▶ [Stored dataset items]
----

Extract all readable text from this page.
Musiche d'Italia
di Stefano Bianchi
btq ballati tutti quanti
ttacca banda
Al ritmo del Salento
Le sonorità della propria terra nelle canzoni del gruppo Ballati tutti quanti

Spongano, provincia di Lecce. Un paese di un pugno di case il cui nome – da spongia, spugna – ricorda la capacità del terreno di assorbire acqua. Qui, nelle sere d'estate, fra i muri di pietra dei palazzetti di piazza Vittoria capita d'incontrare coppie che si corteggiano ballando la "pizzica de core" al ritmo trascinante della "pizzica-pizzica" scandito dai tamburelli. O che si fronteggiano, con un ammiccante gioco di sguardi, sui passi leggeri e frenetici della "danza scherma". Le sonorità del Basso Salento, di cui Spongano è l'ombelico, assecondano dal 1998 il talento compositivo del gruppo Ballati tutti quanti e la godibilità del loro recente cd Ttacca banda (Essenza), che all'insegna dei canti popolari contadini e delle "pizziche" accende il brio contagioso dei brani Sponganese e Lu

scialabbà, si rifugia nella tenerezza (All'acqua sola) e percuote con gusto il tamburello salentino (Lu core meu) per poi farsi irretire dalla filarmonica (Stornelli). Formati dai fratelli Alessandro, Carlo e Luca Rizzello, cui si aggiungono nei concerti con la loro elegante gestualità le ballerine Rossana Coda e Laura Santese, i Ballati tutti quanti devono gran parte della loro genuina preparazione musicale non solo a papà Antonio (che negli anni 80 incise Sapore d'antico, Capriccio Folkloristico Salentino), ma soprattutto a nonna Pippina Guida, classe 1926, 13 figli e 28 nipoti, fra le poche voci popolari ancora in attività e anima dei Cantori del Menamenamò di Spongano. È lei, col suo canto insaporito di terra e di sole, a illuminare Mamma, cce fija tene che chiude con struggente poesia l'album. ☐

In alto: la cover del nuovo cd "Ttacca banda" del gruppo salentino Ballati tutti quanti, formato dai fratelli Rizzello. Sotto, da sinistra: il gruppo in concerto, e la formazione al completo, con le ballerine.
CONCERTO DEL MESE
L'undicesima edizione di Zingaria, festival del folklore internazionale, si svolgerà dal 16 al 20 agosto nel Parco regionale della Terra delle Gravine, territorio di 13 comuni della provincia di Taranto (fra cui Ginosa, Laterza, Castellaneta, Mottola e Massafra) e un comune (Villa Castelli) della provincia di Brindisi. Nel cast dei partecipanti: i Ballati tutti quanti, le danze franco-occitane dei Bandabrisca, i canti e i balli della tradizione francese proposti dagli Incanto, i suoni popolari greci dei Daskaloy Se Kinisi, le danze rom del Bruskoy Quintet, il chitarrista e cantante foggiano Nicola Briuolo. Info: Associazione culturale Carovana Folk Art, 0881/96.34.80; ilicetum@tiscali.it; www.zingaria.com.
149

----

▶ [YOUR INSTRUCTIONS] Identify all lines in the records above with the word "delle".

▶ [SOLUTION TO THIS TASK]
Spongano, provincia di Lecce. Un paese di un pugno di case il cui nome – da spongia, spugna – ricorda la capacità del terreno di assorbire acqua. Qui, nelle sere d'estate, fra i muri di pietra dei palazzetti di piazza Vittoria capita d'incontrare coppie che si corteggiano ballando la "pizzica de core" al ritmo trascinante della "pizzica-pizzica" scandito dai tamburelli. O che si fronteggiano, con un ammiccante gioco di sguardi, sui passi leggeri e frenetici della "danza scherma". Le sonorità del Basso Salento, di cui Spongano è l'ombelico, assecondano dal 1998 il talento compositivo del gruppo Ballati tutti quanti e la godibilità del loro recente cd Ttacca banda (Essenza), che all'insegna dei canti popolari contadini e delle "pizziche" accende il brio contagioso dei brani Sponganese e Lu
L'undicesima edizione di Zingaria, festival del folklore internazionale, si svolgerà dal 16 al 20 agosto nel Parco regionale della Terra delle Gravine, territorio di 13 comuni della provincia di Taranto (fra cui Ginosa, Laterza, Castellaneta, Mottola e Massafra) e un comune (Villa Castelli) della provincia di Brindisi. Nel cast dei partecipanti: i Ballati tutti quanti, le danze franco-occitane dei Bandabrisca, i canti e i balli della tradizione francese proposti dagli Incanto, i suoni popolari greci dei Daskaloy Se Kinisi, le danze rom del Bruskoy Quintet, il chitarrista e cantante foggiano Nicola Briuolo. Info: Associazione culturale Carovana Folk Art, 0881/96.34.80; ilicetum@tiscali.it; www.zingaria.com.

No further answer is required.